— EXERCISE DESCRIPTION —
Give back the entire listing verbatim.

** BEGIN RECORD LIST **

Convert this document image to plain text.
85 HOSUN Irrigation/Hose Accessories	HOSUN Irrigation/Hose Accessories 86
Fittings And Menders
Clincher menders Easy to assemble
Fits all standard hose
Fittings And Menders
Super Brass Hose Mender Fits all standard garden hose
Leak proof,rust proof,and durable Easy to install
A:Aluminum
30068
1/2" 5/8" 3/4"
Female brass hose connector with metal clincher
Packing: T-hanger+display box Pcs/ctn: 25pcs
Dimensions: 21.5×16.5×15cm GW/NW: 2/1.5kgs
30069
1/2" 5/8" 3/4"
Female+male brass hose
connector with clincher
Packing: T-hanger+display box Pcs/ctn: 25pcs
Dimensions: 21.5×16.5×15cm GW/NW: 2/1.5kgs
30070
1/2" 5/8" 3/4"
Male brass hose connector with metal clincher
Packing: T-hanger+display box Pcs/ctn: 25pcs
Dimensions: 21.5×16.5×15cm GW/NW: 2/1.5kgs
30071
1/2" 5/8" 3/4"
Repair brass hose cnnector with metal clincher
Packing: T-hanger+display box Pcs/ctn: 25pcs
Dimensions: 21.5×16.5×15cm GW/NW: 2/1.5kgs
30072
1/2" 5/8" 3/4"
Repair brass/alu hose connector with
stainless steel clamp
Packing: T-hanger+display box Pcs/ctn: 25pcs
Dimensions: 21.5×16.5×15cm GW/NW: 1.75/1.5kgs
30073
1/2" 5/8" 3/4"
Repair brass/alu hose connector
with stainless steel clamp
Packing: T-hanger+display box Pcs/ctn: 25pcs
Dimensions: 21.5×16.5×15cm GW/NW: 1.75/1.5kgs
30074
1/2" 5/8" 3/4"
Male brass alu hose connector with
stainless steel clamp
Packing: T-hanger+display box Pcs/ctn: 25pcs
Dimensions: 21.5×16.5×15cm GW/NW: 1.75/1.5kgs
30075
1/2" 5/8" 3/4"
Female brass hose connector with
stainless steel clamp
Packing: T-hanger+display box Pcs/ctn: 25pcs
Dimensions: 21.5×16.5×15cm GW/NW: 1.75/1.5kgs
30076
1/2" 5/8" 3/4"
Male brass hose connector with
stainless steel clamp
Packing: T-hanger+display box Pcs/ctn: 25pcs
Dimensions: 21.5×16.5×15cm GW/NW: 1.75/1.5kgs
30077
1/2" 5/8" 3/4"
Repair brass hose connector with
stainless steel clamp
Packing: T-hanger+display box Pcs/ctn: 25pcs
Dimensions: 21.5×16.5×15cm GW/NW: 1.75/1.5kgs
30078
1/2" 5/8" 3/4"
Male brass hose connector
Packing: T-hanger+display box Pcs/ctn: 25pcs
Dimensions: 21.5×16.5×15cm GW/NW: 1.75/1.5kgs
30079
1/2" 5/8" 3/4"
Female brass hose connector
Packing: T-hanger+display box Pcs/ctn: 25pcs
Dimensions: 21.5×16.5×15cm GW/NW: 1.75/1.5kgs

** END RECORD LIST **

— ANSWER TO THIS TASK —
Convert this document image to plain text.
85 HOSUN Irrigation/Hose Accessories	HOSUN Irrigation/Hose Accessories 86
Fittings And Menders
Clincher menders Easy to assemble
Fits all standard hose
Fittings And Menders
Super Brass Hose Mender Fits all standard garden hose
Leak proof,rust proof,and durable Easy to install
A:Aluminum
30068
1/2" 5/8" 3/4"
Female brass hose connector with metal clincher
Packing: T-hanger+display box Pcs/ctn: 25pcs
Dimensions: 21.5×16.5×15cm GW/NW: 2/1.5kgs
30069
1/2" 5/8" 3/4"
Female+male brass hose
connector with clincher
Packing: T-hanger+display box Pcs/ctn: 25pcs
Dimensions: 21.5×16.5×15cm GW/NW: 2/1.5kgs
30070
1/2" 5/8" 3/4"
Male brass hose connector with metal clincher
Packing: T-hanger+display box Pcs/ctn: 25pcs
Dimensions: 21.5×16.5×15cm GW/NW: 2/1.5kgs
30071
1/2" 5/8" 3/4"
Repair brass hose cnnector with metal clincher
Packing: T-hanger+display box Pcs/ctn: 25pcs
Dimensions: 21.5×16.5×15cm GW/NW: 2/1.5kgs
30072
1/2" 5/8" 3/4"
Repair brass/alu hose connector with
stainless steel clamp
Packing: T-hanger+display box Pcs/ctn: 25pcs
Dimensions: 21.5×16.5×15cm GW/NW: 1.75/1.5kgs
30073
1/2" 5/8" 3/4"
Repair brass/alu hose connector
with stainless steel clamp
Packing: T-hanger+display box Pcs/ctn: 25pcs
Dimensions: 21.5×16.5×15cm GW/NW: 1.75/1.5kgs
30074
1/2" 5/8" 3/4"
Male brass alu hose connector with
stainless steel clamp
Packing: T-hanger+display box Pcs/ctn: 25pcs
Dimensions: 21.5×16.5×15cm GW/NW: 1.75/1.5kgs
30075
1/2" 5/8" 3/4"
Female brass hose connector with
stainless steel clamp
Packing: T-hanger+display box Pcs/ctn: 25pcs
Dimensions: 21.5×16.5×15cm GW/NW: 1.75/1.5kgs
30076
1/2" 5/8" 3/4"
Male brass hose connector with
stainless steel clamp
Packing: T-hanger+display box Pcs/ctn: 25pcs
Dimensions: 21.5×16.5×15cm GW/NW: 1.75/1.5kgs
30077
1/2" 5/8" 3/4"
Repair brass hose connector with
stainless steel clamp
Packing: T-hanger+display box Pcs/ctn: 25pcs
Dimensions: 21.5×16.5×15cm GW/NW: 1.75/1.5kgs
30078
1/2" 5/8" 3/4"
Male brass hose connector
Packing: T-hanger+display box Pcs/ctn: 25pcs
Dimensions: 21.5×16.5×15cm GW/NW: 1.75/1.5kgs
30079
1/2" 5/8" 3/4"
Female brass hose connector
Packing: T-hanger+display box Pcs/ctn: 25pcs
Dimensions: 21.5×16.5×15cm GW/NW: 1.75/1.5kgs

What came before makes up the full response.